Data items
— start —

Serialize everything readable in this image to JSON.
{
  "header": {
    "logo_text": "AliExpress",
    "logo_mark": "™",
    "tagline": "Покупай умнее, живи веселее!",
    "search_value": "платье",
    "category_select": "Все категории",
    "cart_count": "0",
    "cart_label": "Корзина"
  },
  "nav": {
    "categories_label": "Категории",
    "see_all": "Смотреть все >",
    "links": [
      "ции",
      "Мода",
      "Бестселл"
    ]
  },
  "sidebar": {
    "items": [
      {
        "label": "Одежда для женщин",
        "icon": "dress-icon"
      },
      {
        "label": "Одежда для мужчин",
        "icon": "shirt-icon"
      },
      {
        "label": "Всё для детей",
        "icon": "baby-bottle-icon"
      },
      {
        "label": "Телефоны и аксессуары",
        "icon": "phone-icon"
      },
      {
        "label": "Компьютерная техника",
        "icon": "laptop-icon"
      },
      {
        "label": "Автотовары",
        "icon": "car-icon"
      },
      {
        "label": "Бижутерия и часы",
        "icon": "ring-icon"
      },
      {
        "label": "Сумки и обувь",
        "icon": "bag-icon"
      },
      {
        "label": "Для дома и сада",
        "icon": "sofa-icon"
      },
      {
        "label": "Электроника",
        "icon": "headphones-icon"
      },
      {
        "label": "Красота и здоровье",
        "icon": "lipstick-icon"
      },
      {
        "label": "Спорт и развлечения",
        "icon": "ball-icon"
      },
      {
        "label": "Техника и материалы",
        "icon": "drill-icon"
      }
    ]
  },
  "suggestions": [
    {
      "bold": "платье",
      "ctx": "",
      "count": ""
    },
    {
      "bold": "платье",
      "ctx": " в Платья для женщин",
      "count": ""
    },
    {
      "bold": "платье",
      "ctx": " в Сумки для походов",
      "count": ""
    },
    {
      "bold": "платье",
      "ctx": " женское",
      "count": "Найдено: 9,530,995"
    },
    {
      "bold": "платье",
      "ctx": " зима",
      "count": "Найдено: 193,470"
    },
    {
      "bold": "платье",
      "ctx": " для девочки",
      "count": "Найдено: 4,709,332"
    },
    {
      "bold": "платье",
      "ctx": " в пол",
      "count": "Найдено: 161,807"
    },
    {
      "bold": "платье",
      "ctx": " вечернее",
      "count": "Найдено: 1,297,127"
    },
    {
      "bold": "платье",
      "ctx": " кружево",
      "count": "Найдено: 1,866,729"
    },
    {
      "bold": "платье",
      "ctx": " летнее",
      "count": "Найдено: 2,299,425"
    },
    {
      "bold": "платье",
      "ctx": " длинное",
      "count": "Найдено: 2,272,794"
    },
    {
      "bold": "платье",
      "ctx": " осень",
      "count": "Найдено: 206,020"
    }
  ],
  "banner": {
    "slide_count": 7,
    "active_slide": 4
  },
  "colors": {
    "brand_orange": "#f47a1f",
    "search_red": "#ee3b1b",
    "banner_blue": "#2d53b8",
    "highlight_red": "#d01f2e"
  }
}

— end —

§ **What is asked**
Show every line where the string "Одежда" appears.

§ **Result of the exercise**
        "label": "Одежда для женщин",
        "label": "Одежда для мужчин",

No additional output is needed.